• [Given task]:
All lines in the data bearing the string "name" should be identified and copied.

::::::::

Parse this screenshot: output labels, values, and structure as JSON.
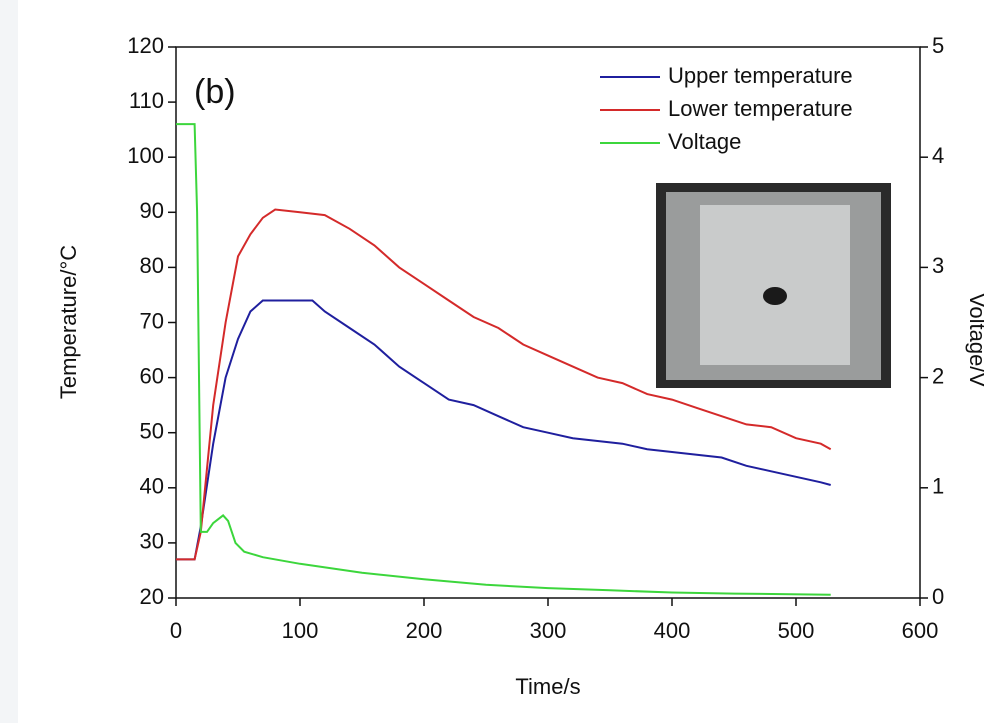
{
  "chart_data": {
    "type": "line",
    "annotation": "(b)",
    "x_label": "Time/s",
    "y_label": "Temperature/°C",
    "y2_label": "Voltage/V",
    "xlim": [
      0,
      600
    ],
    "xticks": [
      0,
      100,
      200,
      300,
      400,
      500,
      600
    ],
    "ylim": [
      20,
      120
    ],
    "yticks": [
      20,
      30,
      40,
      50,
      60,
      70,
      80,
      90,
      100,
      110,
      120
    ],
    "y2lim": [
      0,
      5
    ],
    "y2ticks": [
      0,
      1,
      2,
      3,
      4,
      5
    ],
    "legend": "upper right",
    "series": [
      {
        "name": "Upper temperature",
        "color": "#1f1f9e",
        "x": [
          0,
          15,
          20,
          30,
          40,
          50,
          60,
          70,
          80,
          100,
          110,
          120,
          140,
          160,
          180,
          200,
          220,
          240,
          260,
          280,
          300,
          320,
          340,
          360,
          380,
          400,
          420,
          440,
          460,
          480,
          500,
          520,
          528
        ],
        "values": [
          27,
          27,
          33,
          48,
          60,
          67,
          72,
          74,
          74,
          74,
          74,
          72,
          69,
          66,
          62,
          59,
          56,
          55,
          53,
          51,
          50,
          49,
          48.5,
          48,
          47,
          46.5,
          46,
          45.5,
          44,
          43,
          42,
          41,
          40.5
        ]
      },
      {
        "name": "Lower temperature",
        "color": "#d42a2a",
        "x": [
          0,
          15,
          20,
          30,
          40,
          50,
          60,
          70,
          80,
          100,
          120,
          140,
          160,
          180,
          200,
          220,
          240,
          260,
          280,
          300,
          320,
          340,
          360,
          380,
          400,
          420,
          440,
          460,
          480,
          500,
          520,
          528
        ],
        "values": [
          27,
          27,
          32,
          55,
          70,
          82,
          86,
          89,
          90.5,
          90,
          89.5,
          87,
          84,
          80,
          77,
          74,
          71,
          69,
          66,
          64,
          62,
          60,
          59,
          57,
          56,
          54.5,
          53,
          51.5,
          51,
          49,
          48,
          47
        ]
      },
      {
        "name": "Voltage",
        "color": "#3cd63c",
        "axis": "y2",
        "x": [
          0,
          15,
          17,
          20,
          25,
          30,
          38,
          42,
          48,
          55,
          70,
          100,
          150,
          200,
          250,
          300,
          350,
          400,
          450,
          528
        ],
        "values": [
          4.3,
          4.3,
          3.5,
          0.6,
          0.6,
          0.68,
          0.75,
          0.7,
          0.5,
          0.42,
          0.37,
          0.31,
          0.23,
          0.17,
          0.12,
          0.09,
          0.07,
          0.05,
          0.04,
          0.03
        ]
      }
    ]
  }
}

::::::::

• [Final result]:
        "name": "Upper temperature",
        "name": "Lower temperature",
        "name": "Voltage",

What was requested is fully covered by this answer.